** Start of Records supplied **

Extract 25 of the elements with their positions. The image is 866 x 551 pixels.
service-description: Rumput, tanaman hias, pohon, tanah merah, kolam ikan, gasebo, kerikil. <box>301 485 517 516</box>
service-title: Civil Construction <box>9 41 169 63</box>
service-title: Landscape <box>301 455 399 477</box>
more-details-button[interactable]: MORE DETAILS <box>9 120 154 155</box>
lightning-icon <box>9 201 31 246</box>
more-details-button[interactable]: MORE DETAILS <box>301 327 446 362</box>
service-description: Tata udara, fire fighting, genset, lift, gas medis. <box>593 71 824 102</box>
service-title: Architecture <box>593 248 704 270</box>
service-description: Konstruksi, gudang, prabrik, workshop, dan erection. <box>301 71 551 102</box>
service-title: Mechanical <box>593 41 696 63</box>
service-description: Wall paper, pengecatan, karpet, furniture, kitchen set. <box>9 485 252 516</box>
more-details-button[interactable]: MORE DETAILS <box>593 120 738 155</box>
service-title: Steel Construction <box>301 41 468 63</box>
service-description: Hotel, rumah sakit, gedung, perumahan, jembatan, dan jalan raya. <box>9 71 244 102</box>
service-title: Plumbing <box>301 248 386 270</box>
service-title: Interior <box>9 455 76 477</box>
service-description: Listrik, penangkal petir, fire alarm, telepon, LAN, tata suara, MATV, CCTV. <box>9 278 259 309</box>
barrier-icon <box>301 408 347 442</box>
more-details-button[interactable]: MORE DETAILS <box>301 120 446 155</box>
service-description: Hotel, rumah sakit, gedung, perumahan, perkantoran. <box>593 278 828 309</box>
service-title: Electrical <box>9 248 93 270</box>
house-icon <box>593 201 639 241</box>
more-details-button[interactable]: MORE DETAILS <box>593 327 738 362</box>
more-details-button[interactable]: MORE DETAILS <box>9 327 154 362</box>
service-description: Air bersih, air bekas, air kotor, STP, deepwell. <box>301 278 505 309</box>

** End of Records supplied **

- [Aim]: Lay out the data from its first line through the line containing "more-details-button[interactable]: MORE DETAILS <box>301 120" as a Markdown table with the columns Row and Line, one numbered row per line. Include only that span and leave out blank lines.

- [Task output]:
| Row | Line |
|---|---|
| 1 | Extract 25 of the elements with their positions. The image is 866 x 551 pixels. |
| 2 | service-description: Rumput, tanaman hias, pohon, tanah merah, kolam ikan, gasebo, kerikil. <box>301 485 517 516</box> |
| 3 | service-title: Civil Construction <box>9 41 169 63</box> |
| 4 | service-title: Landscape <box>301 455 399 477</box> |
| 5 | more-details-button[interactable]: MORE DETAILS <box>9 120 154 155</box> |
| 6 | lightning-icon <box>9 201 31 246</box> |
| 7 | more-details-button[interactable]: MORE DETAILS <box>301 327 446 362</box> |
| 8 | service-description: Tata udara, fire fighting, genset, lift, gas medis. <box>593 71 824 102</box> |
| 9 | service-title: Architecture <box>593 248 704 270</box> |
| 10 | service-description: Konstruksi, gudang, prabrik, workshop, dan erection. <box>301 71 551 102</box> |
| 11 | service-title: Mechanical <box>593 41 696 63</box> |
| 12 | service-description: Wall paper, pengecatan, karpet, furniture, kitchen set. <box>9 485 252 516</box> |
| 13 | more-details-button[interactable]: MORE DETAILS <box>593 120 738 155</box> |
| 14 | service-title: Steel Construction <box>301 41 468 63</box> |
| 15 | service-description: Hotel, rumah sakit, gedung, perumahan, jembatan, dan jalan raya. <box>9 71 244 102</box> |
| 16 | service-title: Plumbing <box>301 248 386 270</box> |
| 17 | service-title: Interior <box>9 455 76 477</box> |
| 18 | service-description: Listrik, penangkal petir, fire alarm, telepon, LAN, tata suara, MATV, CCTV. <box>9 278 259 309</box> |
| 19 | barrier-icon <box>301 408 347 442</box> |
| 20 | more-details-button[interactable]: MORE DETAILS <box>301 120 446 155</box> |